§ **What is expected**
Each entry below should be reproduced character for character.

##### Stored rows

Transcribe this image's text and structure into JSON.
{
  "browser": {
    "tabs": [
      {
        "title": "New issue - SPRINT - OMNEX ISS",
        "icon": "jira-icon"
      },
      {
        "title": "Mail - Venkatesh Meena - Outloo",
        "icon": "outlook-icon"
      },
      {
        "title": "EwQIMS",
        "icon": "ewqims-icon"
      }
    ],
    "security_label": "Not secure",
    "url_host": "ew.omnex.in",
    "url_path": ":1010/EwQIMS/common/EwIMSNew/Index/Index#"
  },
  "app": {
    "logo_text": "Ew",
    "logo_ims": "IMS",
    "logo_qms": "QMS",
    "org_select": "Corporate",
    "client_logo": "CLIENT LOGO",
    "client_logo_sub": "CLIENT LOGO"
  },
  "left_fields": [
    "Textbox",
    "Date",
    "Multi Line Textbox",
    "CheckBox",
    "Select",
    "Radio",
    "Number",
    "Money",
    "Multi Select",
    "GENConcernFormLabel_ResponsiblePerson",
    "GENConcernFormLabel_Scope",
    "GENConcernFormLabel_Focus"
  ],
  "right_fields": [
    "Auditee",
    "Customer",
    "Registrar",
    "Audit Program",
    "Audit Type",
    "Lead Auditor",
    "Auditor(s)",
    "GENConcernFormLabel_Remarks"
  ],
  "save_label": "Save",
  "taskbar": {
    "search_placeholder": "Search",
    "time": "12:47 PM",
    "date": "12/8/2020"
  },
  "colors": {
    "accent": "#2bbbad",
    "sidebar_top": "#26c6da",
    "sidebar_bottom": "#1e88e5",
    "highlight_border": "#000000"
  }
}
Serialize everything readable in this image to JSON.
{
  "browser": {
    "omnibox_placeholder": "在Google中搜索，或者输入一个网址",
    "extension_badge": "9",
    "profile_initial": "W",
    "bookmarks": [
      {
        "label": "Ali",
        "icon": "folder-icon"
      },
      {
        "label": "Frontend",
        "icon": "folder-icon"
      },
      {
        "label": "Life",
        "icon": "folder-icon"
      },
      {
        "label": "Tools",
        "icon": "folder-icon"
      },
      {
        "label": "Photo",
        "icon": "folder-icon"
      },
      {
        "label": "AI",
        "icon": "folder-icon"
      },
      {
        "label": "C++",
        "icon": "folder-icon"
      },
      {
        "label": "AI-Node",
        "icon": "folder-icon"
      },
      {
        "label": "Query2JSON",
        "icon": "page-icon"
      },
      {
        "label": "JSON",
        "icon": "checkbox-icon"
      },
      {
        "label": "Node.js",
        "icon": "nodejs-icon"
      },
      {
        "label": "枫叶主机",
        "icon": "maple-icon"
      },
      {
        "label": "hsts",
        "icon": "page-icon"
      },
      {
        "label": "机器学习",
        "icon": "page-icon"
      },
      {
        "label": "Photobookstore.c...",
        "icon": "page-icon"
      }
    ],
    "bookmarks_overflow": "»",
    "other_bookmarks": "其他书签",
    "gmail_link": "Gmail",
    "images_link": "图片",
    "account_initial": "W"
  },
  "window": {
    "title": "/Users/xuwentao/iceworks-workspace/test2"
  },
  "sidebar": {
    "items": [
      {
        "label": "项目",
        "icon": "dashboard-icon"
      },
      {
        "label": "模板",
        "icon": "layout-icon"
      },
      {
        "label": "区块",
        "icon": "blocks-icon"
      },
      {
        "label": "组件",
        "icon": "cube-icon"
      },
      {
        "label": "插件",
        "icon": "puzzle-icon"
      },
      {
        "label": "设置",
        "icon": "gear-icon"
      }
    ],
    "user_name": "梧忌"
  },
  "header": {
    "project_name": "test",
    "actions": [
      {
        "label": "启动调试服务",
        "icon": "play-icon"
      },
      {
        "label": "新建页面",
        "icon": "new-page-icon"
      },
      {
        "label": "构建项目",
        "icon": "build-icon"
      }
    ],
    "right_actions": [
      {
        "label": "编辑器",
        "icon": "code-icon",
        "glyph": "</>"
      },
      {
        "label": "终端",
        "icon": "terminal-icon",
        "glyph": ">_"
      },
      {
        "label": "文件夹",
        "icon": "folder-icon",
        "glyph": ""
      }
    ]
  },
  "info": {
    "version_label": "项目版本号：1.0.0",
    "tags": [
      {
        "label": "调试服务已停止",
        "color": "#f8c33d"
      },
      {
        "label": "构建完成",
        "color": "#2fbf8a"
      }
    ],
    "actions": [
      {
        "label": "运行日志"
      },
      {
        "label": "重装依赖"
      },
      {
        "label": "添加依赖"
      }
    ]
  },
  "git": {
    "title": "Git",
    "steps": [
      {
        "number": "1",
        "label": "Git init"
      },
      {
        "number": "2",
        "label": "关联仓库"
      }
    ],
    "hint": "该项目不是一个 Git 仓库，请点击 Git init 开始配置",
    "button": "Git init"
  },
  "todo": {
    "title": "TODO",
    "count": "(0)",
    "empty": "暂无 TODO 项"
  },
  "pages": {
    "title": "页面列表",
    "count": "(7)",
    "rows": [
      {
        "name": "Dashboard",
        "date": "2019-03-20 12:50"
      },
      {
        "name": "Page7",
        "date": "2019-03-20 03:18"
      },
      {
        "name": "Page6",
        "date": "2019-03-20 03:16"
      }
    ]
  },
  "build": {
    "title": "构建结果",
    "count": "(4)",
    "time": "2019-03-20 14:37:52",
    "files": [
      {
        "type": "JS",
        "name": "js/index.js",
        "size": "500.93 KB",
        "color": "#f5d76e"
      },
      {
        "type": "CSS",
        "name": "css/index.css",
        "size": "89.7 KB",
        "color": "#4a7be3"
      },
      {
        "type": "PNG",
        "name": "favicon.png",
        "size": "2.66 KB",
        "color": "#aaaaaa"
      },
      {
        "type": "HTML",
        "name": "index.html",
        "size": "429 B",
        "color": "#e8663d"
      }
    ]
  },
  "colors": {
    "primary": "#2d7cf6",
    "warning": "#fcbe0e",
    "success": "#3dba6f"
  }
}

##########

§ **Exercise response**
Transcribe this image's text and structure into JSON.
{
  "browser": {
    "tabs": [
      {
        "title": "New issue - SPRINT - OMNEX ISS",
        "icon": "jira-icon"
      },
      {
        "title": "Mail - Venkatesh Meena - Outloo",
        "icon": "outlook-icon"
      },
      {
        "title": "EwQIMS",
        "icon": "ewqims-icon"
      }
    ],
    "security_label": "Not secure",
    "url_host": "ew.omnex.in",
    "url_path": ":1010/EwQIMS/common/EwIMSNew/Index/Index#"
  },
  "app": {
    "logo_text": "Ew",
    "logo_ims": "IMS",
    "logo_qms": "QMS",
    "org_select": "Corporate",
    "client_logo": "CLIENT LOGO",
    "client_logo_sub": "CLIENT LOGO"
  },
  "left_fields": [
    "Textbox",
    "Date",
    "Multi Line Textbox",
    "CheckBox",
    "Select",
    "Radio",
    "Number",
    "Money",
    "Multi Select",
    "GENConcernFormLabel_ResponsiblePerson",
    "GENConcernFormLabel_Scope",
    "GENConcernFormLabel_Focus"
  ],
  "right_fields": [
    "Auditee",
    "Customer",
    "Registrar",
    "Audit Program",
    "Audit Type",
    "Lead Auditor",
    "Auditor(s)",
    "GENConcernFormLabel_Remarks"
  ],
  "save_label": "Save",
  "taskbar": {
    "search_placeholder": "Search",
    "time": "12:47 PM",
    "date": "12/8/2020"
  },
  "colors": {
    "accent": "#2bbbad",
    "sidebar_top": "#26c6da",
    "sidebar_bottom": "#1e88e5",
    "highlight_border": "#000000"
  }
}
Serialize everything readable in this image to JSON.
{
  "browser": {
    "omnibox_placeholder": "在Google中搜索，或者输入一个网址",
    "extension_badge": "9",
    "profile_initial": "W",
    "bookmarks": [
      {
        "label": "Ali",
        "icon": "folder-icon"
      },
      {
        "label": "Frontend",
        "icon": "folder-icon"
      },
      {
        "label": "Life",
        "icon": "folder-icon"
      },
      {
        "label": "Tools",
        "icon": "folder-icon"
      },
      {
        "label": "Photo",
        "icon": "folder-icon"
      },
      {
        "label": "AI",
        "icon": "folder-icon"
      },
      {
        "label": "C++",
        "icon": "folder-icon"
      },
      {
        "label": "AI-Node",
        "icon": "folder-icon"
      },
      {
        "label": "Query2JSON",
        "icon": "page-icon"
      },
      {
        "label": "JSON",
        "icon": "checkbox-icon"
      },
      {
        "label": "Node.js",
        "icon": "nodejs-icon"
      },
      {
        "label": "枫叶主机",
        "icon": "maple-icon"
      },
      {
        "label": "hsts",
        "icon": "page-icon"
      },
      {
        "label": "机器学习",
        "icon": "page-icon"
      },
      {
        "label": "Photobookstore.c...",
        "icon": "page-icon"
      }
    ],
    "bookmarks_overflow": "»",
    "other_bookmarks": "其他书签",
    "gmail_link": "Gmail",
    "images_link": "图片",
    "account_initial": "W"
  },
  "window": {
    "title": "/Users/xuwentao/iceworks-workspace/test2"
  },
  "sidebar": {
    "items": [
      {
        "label": "项目",
        "icon": "dashboard-icon"
      },
      {
        "label": "模板",
        "icon": "layout-icon"
      },
      {
        "label": "区块",
        "icon": "blocks-icon"
      },
      {
        "label": "组件",
        "icon": "cube-icon"
      },
      {
        "label": "插件",
        "icon": "puzzle-icon"
      },
      {
        "label": "设置",
        "icon": "gear-icon"
      }
    ],
    "user_name": "梧忌"
  },
  "header": {
    "project_name": "test",
    "actions": [
      {
        "label": "启动调试服务",
        "icon": "play-icon"
      },
      {
        "label": "新建页面",
        "icon": "new-page-icon"
      },
      {
        "label": "构建项目",
        "icon": "build-icon"
      }
    ],
    "right_actions": [
      {
        "label": "编辑器",
        "icon": "code-icon",
        "glyph": "</>"
      },
      {
        "label": "终端",
        "icon": "terminal-icon",
        "glyph": ">_"
      },
      {
        "label": "文件夹",
        "icon": "folder-icon",
        "glyph": ""
      }
    ]
  },
  "info": {
    "version_label": "项目版本号：1.0.0",
    "tags": [
      {
        "label": "调试服务已停止",
        "color": "#f8c33d"
      },
      {
        "label": "构建完成",
        "color": "#2fbf8a"
      }
    ],
    "actions": [
      {
        "label": "运行日志"
      },
      {
        "label": "重装依赖"
      },
      {
        "label": "添加依赖"
      }
    ]
  },
  "git": {
    "title": "Git",
    "steps": [
      {
        "number": "1",
        "label": "Git init"
      },
      {
        "number": "2",
        "label": "关联仓库"
      }
    ],
    "hint": "该项目不是一个 Git 仓库，请点击 Git init 开始配置",
    "button": "Git init"
  },
  "todo": {
    "title": "TODO",
    "count": "(0)",
    "empty": "暂无 TODO 项"
  },
  "pages": {
    "title": "页面列表",
    "count": "(7)",
    "rows": [
      {
        "name": "Dashboard",
        "date": "2019-03-20 12:50"
      },
      {
        "name": "Page7",
        "date": "2019-03-20 03:18"
      },
      {
        "name": "Page6",
        "date": "2019-03-20 03:16"
      }
    ]
  },
  "build": {
    "title": "构建结果",
    "count": "(4)",
    "time": "2019-03-20 14:37:52",
    "files": [
      {
        "type": "JS",
        "name": "js/index.js",
        "size": "500.93 KB",
        "color": "#f5d76e"
      },
      {
        "type": "CSS",
        "name": "css/index.css",
        "size": "89.7 KB",
        "color": "#4a7be3"
      },
      {
        "type": "PNG",
        "name": "favicon.png",
        "size": "2.66 KB",
        "color": "#aaaaaa"
      },
      {
        "type": "HTML",
        "name": "index.html",
        "size": "429 B",
        "color": "#e8663d"
      }
    ]
  },
  "colors": {
    "primary": "#2d7cf6",
    "warning": "#fcbe0e",
    "success": "#3dba6f"
  }
}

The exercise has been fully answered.